(What the exercise asks) Every line below that holds the string "Load" should be copied out.

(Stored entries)
»»

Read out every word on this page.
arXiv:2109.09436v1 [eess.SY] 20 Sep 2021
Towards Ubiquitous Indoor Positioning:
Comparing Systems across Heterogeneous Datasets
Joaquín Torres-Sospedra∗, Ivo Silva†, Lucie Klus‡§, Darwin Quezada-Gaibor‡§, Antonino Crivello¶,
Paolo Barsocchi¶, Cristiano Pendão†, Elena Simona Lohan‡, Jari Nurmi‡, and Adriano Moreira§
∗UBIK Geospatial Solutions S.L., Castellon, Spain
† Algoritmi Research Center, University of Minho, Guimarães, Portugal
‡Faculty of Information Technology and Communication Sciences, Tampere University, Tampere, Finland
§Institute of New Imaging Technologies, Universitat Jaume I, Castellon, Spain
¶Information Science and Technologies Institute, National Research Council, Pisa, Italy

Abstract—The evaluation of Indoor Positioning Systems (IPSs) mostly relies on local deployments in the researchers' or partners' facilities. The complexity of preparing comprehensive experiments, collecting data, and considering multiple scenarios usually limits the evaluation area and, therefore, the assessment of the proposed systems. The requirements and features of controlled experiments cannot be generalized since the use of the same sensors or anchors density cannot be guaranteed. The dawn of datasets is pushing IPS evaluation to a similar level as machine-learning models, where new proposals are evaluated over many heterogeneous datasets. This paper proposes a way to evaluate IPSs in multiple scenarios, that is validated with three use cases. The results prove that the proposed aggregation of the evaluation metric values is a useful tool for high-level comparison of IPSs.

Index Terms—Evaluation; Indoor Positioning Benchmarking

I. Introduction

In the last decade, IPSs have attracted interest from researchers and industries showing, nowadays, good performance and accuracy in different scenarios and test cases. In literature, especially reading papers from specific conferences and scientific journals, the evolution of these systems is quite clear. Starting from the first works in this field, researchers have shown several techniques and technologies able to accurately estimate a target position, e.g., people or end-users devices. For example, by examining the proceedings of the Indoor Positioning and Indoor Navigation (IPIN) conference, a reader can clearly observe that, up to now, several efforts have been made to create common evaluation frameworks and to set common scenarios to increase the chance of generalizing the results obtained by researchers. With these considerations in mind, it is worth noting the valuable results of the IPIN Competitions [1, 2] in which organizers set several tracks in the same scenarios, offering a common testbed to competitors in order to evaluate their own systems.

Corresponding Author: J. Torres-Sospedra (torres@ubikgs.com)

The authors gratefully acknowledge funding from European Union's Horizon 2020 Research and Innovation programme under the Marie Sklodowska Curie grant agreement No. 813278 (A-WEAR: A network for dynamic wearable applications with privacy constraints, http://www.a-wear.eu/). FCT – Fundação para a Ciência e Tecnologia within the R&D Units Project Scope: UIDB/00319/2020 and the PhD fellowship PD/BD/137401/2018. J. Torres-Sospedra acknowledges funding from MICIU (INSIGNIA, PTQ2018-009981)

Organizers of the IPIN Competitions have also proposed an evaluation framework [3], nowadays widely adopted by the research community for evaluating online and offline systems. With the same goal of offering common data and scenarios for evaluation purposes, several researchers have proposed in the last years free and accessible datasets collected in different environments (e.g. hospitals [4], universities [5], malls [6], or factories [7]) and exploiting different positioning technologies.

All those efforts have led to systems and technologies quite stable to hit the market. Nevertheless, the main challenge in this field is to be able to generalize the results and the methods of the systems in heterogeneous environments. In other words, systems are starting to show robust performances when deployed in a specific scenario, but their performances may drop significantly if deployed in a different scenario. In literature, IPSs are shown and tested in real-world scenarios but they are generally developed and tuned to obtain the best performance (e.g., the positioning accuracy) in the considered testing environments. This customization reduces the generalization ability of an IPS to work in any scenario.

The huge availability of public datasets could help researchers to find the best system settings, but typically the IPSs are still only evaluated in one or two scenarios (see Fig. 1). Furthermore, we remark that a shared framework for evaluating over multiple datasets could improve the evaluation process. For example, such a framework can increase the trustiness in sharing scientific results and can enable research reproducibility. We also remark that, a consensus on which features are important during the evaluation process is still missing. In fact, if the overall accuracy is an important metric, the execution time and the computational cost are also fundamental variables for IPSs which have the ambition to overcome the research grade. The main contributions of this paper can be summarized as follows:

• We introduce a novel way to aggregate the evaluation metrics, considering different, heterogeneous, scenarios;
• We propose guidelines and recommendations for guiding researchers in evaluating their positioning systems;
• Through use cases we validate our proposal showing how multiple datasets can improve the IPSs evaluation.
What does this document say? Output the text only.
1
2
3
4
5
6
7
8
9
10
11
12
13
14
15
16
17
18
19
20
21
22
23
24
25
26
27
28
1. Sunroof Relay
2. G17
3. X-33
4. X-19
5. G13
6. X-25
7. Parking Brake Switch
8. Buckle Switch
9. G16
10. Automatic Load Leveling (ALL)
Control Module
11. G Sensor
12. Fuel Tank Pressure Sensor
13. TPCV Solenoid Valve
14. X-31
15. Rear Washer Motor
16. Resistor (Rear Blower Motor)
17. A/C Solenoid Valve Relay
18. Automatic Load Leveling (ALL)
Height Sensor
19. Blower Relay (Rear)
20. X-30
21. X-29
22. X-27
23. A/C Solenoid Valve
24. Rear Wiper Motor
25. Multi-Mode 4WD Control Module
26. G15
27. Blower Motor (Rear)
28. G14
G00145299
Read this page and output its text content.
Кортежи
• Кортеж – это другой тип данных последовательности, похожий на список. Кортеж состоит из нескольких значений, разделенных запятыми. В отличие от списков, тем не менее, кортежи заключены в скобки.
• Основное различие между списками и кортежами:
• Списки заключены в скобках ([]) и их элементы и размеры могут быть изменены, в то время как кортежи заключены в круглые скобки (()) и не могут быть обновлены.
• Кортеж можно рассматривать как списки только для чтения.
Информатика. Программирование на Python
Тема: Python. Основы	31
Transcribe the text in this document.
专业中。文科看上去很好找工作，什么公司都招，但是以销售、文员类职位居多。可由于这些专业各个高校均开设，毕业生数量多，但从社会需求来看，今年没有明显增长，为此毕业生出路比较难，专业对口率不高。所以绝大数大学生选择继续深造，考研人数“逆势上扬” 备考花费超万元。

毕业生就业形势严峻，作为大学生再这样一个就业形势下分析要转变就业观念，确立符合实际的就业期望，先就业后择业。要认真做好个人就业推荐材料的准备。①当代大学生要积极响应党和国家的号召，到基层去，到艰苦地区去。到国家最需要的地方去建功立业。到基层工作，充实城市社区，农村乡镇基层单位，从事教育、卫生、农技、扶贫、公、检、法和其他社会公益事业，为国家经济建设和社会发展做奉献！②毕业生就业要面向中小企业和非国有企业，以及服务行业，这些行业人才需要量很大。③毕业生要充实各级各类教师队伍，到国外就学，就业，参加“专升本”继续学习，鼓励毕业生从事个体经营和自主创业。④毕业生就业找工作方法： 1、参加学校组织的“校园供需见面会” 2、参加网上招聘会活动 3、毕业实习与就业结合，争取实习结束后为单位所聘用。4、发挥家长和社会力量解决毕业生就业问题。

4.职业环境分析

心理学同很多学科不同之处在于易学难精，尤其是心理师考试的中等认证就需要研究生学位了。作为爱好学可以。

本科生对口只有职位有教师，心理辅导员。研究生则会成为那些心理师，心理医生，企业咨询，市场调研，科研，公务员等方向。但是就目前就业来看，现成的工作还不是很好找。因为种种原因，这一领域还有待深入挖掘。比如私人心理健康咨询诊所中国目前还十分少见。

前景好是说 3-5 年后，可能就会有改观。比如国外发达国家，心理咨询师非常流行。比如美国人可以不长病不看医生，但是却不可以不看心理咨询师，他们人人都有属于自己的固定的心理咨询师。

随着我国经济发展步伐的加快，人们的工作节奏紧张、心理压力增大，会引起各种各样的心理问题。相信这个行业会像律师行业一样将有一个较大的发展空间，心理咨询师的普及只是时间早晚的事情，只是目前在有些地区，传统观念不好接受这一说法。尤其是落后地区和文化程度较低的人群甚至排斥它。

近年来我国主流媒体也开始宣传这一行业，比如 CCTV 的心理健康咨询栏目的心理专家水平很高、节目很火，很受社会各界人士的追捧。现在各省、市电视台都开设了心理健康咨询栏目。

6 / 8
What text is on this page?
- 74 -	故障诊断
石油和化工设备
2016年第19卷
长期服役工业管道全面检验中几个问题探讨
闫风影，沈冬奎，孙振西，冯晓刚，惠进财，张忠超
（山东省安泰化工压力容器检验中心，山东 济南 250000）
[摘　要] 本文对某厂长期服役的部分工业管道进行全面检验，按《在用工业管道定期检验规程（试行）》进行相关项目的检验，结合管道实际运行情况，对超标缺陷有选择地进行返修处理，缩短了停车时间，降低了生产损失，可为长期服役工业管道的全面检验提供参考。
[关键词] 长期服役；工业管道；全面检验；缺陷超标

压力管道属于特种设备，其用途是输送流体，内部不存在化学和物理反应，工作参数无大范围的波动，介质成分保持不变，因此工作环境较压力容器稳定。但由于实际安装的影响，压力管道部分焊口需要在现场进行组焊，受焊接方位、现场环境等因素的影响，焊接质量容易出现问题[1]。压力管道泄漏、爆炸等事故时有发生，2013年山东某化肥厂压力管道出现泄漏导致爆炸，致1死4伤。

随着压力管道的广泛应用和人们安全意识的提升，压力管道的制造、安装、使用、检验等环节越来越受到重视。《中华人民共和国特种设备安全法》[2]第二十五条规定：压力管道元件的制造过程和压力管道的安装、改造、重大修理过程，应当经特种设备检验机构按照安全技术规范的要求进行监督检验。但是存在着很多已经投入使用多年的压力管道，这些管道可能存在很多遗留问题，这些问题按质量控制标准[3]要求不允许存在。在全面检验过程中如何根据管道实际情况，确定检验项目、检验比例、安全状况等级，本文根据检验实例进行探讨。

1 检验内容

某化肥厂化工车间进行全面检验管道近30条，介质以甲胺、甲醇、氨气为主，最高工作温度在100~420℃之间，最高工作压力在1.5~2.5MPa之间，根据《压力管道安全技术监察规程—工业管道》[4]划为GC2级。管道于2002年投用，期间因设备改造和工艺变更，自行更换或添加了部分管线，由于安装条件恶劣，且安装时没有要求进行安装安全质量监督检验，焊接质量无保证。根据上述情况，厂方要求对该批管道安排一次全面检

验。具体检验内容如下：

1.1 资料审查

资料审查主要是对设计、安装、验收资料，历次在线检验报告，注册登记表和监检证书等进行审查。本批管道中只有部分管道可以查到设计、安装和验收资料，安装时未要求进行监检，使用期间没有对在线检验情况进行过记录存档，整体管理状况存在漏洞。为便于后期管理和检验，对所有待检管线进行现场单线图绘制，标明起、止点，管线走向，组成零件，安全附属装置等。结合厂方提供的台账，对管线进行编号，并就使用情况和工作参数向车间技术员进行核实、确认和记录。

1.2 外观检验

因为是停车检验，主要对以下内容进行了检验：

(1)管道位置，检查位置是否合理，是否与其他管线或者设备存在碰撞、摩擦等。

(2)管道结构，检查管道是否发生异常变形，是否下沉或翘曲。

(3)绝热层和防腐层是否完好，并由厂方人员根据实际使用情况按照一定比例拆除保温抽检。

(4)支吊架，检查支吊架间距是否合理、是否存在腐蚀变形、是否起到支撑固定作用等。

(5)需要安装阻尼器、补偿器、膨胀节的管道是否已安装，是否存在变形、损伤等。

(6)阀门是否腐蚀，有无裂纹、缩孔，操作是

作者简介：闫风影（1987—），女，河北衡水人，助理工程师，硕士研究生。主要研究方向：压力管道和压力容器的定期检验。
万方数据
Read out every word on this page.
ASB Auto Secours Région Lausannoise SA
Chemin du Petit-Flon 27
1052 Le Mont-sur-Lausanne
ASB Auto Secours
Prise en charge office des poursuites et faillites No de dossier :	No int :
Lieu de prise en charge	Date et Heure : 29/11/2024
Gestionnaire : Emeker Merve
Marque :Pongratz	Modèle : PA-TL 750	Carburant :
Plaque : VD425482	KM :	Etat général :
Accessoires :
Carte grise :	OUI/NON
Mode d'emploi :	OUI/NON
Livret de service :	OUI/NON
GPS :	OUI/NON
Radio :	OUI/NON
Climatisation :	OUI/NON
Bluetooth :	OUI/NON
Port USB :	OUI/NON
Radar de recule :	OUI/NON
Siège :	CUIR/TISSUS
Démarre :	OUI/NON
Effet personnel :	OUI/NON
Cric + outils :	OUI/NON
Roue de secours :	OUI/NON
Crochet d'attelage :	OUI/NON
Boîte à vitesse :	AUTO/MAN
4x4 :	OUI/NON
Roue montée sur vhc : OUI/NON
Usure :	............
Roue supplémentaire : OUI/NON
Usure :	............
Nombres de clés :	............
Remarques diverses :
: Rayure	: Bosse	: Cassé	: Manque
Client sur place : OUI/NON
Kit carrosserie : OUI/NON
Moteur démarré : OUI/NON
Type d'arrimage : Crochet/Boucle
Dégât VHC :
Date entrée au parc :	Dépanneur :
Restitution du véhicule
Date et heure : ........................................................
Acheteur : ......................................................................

««

(The answer)
10. Automatic Load Leveling (ALL)
18. Automatic Load Leveling (ALL)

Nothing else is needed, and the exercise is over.